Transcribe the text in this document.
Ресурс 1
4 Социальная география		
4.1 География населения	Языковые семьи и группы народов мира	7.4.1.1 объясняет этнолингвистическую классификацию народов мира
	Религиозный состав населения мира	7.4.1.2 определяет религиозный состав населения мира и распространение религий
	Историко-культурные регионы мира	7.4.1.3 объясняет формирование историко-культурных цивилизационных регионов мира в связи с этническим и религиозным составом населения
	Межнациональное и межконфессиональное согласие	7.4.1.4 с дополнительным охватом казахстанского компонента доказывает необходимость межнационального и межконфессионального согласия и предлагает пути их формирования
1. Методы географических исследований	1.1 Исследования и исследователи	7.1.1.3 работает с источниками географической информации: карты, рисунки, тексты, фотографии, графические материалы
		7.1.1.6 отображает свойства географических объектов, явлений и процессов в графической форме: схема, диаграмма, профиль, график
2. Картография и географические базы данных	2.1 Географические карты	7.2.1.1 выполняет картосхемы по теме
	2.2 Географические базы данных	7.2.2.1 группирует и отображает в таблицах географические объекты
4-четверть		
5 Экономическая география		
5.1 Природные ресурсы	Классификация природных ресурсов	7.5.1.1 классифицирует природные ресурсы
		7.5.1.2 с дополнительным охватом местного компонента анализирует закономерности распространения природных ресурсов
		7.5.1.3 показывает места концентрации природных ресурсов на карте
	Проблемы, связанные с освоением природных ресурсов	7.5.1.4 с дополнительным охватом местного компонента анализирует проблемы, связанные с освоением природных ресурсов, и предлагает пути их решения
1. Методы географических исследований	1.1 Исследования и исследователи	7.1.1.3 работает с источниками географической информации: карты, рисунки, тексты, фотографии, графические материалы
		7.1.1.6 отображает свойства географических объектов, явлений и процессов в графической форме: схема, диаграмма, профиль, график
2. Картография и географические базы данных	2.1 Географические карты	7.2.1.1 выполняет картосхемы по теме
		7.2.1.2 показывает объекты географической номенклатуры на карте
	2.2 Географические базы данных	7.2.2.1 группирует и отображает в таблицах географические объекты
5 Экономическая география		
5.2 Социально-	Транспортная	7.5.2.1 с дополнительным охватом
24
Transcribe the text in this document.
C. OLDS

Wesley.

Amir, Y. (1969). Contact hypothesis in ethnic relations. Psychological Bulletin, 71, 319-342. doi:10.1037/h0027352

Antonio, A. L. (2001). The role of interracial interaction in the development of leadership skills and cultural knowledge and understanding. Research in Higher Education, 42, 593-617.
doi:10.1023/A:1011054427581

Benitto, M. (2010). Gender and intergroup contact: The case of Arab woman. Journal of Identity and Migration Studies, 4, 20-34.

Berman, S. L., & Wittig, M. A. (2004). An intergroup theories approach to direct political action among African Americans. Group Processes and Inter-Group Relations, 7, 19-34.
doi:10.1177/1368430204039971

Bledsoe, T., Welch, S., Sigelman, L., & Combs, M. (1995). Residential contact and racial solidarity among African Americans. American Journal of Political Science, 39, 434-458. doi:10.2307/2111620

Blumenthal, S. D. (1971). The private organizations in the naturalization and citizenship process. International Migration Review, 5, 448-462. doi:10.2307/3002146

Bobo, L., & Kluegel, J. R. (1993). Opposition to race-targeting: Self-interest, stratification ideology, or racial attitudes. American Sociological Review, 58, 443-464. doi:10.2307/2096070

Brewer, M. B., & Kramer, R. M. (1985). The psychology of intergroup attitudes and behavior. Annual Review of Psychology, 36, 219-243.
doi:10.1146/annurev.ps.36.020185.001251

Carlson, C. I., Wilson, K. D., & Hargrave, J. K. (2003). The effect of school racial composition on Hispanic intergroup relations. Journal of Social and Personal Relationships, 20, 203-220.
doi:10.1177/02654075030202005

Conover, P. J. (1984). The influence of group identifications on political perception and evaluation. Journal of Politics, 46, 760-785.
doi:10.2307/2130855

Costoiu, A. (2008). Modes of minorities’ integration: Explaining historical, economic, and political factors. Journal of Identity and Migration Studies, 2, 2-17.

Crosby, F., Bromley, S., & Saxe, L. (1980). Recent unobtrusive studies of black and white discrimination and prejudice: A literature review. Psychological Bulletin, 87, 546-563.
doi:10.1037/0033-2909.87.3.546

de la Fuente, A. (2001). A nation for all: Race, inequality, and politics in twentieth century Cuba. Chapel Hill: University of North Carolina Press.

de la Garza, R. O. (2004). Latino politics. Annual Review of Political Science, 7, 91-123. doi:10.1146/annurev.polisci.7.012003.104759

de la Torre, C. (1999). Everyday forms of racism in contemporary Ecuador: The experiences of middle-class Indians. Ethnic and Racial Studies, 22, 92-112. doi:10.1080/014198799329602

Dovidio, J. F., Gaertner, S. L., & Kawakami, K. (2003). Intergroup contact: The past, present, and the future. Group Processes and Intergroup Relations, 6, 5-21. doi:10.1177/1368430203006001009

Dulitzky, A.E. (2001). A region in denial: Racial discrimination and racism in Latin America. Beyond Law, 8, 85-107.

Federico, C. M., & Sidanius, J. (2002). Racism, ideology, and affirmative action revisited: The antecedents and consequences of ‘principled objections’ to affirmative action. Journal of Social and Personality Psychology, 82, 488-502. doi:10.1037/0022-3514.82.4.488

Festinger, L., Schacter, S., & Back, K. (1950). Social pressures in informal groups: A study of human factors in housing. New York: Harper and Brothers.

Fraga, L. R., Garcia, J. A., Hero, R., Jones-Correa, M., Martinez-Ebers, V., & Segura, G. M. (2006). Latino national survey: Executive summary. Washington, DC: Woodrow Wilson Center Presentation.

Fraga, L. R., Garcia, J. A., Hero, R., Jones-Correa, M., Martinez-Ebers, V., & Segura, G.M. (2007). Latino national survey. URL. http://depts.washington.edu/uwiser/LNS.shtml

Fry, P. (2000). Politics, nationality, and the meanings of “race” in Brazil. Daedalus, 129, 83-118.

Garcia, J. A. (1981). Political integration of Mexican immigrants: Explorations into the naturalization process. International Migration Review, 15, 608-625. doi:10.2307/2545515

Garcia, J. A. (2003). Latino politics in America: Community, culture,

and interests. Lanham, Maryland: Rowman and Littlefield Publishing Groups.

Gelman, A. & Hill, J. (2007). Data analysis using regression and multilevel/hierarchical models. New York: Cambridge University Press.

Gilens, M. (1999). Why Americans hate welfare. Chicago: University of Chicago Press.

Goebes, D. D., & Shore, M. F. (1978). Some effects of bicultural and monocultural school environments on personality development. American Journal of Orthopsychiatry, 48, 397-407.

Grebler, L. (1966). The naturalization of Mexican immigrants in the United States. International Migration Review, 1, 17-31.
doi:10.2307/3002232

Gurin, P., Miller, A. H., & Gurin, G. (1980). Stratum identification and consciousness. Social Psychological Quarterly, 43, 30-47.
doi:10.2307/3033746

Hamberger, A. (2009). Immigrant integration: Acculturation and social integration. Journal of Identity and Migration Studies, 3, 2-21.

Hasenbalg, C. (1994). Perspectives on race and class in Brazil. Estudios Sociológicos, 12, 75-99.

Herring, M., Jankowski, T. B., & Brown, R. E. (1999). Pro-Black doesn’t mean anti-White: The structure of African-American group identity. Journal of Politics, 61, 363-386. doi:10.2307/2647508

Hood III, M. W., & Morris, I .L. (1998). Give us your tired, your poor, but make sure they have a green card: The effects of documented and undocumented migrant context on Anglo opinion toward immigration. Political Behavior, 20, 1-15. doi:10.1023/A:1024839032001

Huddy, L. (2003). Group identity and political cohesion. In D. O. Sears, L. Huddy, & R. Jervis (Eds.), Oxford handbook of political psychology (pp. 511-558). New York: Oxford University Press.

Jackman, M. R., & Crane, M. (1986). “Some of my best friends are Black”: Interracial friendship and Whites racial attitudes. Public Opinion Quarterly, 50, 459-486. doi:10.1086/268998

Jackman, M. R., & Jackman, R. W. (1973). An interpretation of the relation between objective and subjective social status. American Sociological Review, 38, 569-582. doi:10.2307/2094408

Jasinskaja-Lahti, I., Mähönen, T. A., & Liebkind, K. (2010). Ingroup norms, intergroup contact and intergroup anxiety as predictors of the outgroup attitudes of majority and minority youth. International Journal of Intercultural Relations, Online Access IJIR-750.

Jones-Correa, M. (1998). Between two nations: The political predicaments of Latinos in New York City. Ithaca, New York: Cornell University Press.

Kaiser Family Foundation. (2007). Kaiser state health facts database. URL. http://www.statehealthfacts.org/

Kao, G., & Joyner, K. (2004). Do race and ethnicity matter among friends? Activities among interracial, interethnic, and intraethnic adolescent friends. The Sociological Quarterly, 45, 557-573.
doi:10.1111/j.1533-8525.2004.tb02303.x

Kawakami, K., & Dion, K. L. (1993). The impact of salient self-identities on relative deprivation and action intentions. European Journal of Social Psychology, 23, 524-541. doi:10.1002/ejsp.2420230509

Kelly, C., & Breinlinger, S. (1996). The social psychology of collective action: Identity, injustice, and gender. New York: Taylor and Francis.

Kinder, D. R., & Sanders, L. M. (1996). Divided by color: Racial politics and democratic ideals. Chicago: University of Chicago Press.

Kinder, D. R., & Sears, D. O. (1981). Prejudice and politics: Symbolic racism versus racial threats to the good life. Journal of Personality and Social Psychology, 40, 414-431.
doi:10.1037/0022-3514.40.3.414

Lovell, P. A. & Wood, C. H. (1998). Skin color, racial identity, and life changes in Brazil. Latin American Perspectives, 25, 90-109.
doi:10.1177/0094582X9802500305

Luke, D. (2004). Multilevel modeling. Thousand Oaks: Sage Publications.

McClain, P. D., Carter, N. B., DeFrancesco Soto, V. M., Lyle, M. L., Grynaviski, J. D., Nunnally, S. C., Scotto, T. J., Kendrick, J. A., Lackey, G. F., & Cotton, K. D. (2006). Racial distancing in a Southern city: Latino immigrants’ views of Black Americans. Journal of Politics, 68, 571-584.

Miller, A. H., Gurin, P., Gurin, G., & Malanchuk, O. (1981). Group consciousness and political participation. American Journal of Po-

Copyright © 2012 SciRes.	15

_____

What is required: Tell how many lines of the records above hold the string "ресурсов". Give no other text.

Solution to this exercise: 4